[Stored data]

- - -

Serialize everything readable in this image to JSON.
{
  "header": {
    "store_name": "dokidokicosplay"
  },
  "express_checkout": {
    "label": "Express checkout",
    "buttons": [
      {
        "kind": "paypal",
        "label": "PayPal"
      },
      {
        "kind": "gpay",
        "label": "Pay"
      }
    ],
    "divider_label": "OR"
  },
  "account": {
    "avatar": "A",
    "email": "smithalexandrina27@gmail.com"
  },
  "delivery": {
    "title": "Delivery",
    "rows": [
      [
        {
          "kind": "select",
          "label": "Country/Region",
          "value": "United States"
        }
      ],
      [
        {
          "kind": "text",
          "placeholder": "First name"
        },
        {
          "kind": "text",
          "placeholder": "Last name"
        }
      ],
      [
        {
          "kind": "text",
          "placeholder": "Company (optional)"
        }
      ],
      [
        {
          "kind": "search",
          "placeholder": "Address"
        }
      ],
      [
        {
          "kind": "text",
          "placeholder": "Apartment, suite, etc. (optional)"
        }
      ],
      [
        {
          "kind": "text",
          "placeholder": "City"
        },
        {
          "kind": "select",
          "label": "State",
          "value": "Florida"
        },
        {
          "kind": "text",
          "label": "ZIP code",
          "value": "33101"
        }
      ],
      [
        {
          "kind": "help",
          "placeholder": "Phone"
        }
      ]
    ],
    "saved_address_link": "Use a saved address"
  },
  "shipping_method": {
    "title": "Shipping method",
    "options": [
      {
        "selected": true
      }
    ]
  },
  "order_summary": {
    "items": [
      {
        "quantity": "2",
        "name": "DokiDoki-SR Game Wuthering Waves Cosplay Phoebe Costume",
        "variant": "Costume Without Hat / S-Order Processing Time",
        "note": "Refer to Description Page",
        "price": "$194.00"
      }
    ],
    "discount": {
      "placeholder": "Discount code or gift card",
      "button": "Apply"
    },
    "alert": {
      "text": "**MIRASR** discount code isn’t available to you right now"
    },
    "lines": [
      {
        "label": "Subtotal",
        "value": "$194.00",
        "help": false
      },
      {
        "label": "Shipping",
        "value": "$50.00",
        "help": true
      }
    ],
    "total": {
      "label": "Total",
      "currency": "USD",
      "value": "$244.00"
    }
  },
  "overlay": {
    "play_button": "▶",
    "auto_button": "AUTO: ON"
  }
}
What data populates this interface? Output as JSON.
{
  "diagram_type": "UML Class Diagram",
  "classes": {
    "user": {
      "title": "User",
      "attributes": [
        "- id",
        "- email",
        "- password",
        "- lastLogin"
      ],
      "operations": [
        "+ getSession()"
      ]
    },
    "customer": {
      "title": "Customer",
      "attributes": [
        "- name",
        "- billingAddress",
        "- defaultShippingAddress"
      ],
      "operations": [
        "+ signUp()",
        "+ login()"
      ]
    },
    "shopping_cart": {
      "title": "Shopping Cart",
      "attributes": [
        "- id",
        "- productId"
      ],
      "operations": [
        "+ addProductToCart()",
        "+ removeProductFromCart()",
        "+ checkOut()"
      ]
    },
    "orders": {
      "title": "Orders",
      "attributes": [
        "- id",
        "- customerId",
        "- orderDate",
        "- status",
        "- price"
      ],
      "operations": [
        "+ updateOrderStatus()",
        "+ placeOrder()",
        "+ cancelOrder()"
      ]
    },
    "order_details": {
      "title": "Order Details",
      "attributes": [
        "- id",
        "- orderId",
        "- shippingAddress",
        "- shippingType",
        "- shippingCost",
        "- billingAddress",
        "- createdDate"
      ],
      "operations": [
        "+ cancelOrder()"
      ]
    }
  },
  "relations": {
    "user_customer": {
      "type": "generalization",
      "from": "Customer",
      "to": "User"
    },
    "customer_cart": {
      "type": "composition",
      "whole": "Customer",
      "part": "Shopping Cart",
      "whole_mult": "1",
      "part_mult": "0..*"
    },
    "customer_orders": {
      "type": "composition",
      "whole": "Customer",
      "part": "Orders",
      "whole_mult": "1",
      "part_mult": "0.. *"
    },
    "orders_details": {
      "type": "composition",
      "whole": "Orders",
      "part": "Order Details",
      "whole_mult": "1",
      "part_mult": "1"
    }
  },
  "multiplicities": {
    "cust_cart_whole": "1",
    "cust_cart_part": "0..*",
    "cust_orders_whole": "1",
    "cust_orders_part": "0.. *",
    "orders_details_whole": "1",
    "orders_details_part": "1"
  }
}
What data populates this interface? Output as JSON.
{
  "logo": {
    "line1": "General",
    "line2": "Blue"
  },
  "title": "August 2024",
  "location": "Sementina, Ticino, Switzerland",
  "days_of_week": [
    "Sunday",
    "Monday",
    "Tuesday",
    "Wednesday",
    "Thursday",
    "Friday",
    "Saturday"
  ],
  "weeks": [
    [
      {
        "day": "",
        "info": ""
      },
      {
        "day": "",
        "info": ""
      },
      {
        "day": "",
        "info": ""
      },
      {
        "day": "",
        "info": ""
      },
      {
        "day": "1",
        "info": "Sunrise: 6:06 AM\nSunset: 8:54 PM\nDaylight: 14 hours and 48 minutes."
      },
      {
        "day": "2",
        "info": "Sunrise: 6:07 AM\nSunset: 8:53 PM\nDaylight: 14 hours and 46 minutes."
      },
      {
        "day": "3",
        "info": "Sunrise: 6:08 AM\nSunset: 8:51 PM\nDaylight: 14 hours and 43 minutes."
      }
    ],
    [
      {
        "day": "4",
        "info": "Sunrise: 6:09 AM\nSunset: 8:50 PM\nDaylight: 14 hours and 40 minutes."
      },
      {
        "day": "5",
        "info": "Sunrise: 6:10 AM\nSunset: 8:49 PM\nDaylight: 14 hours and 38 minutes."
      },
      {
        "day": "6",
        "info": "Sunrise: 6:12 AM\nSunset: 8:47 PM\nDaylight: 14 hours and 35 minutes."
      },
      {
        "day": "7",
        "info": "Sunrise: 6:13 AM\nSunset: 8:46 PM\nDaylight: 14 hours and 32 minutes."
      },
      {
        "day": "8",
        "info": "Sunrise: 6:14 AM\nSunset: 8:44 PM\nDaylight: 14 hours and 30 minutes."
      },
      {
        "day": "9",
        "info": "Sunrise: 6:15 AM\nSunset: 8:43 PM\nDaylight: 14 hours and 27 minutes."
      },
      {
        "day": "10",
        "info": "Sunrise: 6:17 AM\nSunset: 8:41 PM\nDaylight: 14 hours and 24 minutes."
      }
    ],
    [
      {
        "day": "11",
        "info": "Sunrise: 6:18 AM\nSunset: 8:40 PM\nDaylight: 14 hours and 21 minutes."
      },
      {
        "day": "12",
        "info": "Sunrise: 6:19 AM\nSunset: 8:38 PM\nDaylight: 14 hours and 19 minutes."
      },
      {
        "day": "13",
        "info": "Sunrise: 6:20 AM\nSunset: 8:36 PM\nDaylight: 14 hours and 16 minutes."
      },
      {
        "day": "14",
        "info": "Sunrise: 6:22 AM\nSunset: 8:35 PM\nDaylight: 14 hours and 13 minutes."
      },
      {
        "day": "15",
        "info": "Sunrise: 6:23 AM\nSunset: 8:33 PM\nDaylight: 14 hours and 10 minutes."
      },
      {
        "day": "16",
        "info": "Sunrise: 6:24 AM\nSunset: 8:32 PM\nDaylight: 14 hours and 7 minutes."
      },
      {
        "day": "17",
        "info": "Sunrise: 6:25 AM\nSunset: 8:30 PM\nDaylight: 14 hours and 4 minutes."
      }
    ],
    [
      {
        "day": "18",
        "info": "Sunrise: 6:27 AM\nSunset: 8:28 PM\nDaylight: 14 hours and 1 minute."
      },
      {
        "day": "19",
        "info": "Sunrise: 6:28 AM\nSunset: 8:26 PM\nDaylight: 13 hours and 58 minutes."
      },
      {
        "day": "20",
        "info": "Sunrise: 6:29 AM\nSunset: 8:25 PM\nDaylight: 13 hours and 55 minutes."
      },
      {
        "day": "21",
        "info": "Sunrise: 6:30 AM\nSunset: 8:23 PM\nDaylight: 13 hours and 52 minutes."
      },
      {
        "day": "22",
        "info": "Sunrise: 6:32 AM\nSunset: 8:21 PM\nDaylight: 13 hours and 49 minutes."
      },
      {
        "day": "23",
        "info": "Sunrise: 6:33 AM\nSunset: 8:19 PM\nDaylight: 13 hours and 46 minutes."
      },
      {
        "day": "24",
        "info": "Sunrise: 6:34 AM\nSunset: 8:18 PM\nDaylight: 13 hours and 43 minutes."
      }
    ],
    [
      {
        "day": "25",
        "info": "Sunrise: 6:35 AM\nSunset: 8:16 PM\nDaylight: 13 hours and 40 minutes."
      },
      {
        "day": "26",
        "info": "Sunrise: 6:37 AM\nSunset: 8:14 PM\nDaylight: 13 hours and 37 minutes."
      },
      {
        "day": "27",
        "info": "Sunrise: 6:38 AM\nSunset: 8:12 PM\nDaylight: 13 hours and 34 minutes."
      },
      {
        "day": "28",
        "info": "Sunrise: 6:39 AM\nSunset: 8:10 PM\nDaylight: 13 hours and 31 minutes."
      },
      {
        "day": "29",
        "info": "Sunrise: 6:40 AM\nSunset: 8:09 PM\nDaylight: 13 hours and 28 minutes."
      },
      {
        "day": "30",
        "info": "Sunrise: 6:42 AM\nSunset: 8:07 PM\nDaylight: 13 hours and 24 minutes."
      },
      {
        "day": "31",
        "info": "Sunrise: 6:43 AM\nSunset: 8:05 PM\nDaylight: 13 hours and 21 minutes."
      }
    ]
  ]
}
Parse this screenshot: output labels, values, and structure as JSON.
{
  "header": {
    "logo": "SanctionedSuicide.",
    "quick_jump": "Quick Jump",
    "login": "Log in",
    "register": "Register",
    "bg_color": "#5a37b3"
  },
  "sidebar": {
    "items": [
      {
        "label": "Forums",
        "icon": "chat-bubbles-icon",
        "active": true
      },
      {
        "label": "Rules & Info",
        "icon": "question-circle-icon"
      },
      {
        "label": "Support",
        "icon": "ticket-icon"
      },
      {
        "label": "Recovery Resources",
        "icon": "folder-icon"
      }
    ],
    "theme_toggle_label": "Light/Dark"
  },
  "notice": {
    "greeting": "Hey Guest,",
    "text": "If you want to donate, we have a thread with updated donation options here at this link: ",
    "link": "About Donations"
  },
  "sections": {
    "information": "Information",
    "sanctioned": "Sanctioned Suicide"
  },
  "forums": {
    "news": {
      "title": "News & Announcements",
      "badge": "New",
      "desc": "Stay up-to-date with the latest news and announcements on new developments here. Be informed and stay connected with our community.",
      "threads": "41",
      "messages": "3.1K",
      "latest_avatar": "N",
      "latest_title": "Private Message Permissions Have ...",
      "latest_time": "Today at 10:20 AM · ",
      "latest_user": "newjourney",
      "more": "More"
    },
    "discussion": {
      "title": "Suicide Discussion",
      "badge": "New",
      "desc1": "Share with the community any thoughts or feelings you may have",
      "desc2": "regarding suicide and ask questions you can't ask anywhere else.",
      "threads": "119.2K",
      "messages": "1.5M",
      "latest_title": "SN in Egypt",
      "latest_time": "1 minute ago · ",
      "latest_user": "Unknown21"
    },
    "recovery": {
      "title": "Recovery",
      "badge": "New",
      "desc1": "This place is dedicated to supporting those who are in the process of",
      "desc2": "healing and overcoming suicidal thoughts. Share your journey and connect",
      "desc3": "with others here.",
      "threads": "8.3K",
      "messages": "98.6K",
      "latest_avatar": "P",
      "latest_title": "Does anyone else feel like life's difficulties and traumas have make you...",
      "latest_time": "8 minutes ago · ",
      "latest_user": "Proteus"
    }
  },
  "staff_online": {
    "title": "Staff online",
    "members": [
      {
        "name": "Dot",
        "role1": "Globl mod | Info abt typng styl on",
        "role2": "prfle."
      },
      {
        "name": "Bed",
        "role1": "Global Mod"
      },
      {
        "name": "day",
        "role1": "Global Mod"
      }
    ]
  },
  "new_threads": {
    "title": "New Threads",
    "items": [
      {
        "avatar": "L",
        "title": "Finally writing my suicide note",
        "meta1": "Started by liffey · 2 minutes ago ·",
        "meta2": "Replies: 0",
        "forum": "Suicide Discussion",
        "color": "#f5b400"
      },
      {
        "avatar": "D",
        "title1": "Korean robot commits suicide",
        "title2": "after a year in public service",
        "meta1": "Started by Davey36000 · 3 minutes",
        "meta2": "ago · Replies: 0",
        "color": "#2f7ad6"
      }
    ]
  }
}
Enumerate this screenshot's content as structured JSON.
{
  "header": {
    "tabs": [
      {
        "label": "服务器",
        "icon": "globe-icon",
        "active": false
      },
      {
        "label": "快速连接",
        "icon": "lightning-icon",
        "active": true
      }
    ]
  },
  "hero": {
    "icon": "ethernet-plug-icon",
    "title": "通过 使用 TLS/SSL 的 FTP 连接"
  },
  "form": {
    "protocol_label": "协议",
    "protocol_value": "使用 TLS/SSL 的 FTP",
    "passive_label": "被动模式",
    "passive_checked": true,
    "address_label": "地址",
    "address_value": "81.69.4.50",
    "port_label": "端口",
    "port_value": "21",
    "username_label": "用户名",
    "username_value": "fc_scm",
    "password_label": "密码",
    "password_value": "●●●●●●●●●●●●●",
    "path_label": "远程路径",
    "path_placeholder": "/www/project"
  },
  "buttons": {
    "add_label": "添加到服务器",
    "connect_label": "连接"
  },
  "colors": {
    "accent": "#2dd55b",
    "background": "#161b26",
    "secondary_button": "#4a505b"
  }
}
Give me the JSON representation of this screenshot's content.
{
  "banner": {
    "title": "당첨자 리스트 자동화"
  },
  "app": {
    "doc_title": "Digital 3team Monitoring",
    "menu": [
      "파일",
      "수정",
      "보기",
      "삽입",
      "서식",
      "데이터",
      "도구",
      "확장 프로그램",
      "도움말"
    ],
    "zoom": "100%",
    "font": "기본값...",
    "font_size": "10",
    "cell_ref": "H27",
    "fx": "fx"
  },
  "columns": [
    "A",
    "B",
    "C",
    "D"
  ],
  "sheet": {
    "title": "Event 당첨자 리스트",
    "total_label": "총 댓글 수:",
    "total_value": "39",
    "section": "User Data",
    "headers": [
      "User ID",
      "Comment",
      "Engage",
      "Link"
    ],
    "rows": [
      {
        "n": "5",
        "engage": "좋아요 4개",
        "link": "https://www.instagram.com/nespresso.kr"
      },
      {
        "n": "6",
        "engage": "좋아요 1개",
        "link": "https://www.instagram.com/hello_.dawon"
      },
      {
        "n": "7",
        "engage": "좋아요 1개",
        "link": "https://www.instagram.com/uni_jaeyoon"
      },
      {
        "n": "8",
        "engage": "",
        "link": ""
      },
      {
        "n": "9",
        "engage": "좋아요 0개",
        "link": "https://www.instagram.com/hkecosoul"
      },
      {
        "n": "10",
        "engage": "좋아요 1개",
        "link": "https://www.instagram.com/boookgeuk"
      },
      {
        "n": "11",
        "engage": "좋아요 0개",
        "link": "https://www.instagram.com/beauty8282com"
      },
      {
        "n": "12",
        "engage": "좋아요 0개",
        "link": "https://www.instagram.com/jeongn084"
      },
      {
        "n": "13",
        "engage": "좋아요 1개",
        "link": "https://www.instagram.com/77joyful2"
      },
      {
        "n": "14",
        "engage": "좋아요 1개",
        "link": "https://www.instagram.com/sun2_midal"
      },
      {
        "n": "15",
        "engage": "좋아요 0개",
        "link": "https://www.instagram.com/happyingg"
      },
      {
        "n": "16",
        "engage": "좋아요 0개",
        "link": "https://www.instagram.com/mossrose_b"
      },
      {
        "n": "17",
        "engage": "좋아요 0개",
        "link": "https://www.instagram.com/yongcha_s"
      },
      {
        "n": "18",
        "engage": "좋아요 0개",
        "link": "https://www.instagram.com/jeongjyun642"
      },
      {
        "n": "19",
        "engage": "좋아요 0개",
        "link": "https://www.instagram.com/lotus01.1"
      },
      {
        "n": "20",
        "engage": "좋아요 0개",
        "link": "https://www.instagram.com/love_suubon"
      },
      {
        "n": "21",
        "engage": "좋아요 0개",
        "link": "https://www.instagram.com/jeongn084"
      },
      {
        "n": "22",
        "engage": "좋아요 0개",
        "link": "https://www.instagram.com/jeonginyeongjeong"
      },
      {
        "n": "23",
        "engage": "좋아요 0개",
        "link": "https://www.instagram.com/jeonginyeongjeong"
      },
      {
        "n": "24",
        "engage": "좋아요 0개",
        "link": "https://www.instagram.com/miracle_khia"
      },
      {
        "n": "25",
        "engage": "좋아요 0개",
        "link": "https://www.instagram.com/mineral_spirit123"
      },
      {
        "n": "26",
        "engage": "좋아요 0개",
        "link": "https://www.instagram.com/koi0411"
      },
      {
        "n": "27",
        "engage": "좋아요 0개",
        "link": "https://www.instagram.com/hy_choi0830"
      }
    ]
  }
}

- - -

Scan the material above for the word "messages". Copy each line where it occurs.

      "messages": "3.1K",
      "messages": "1.5M",
      "messages": "98.6K",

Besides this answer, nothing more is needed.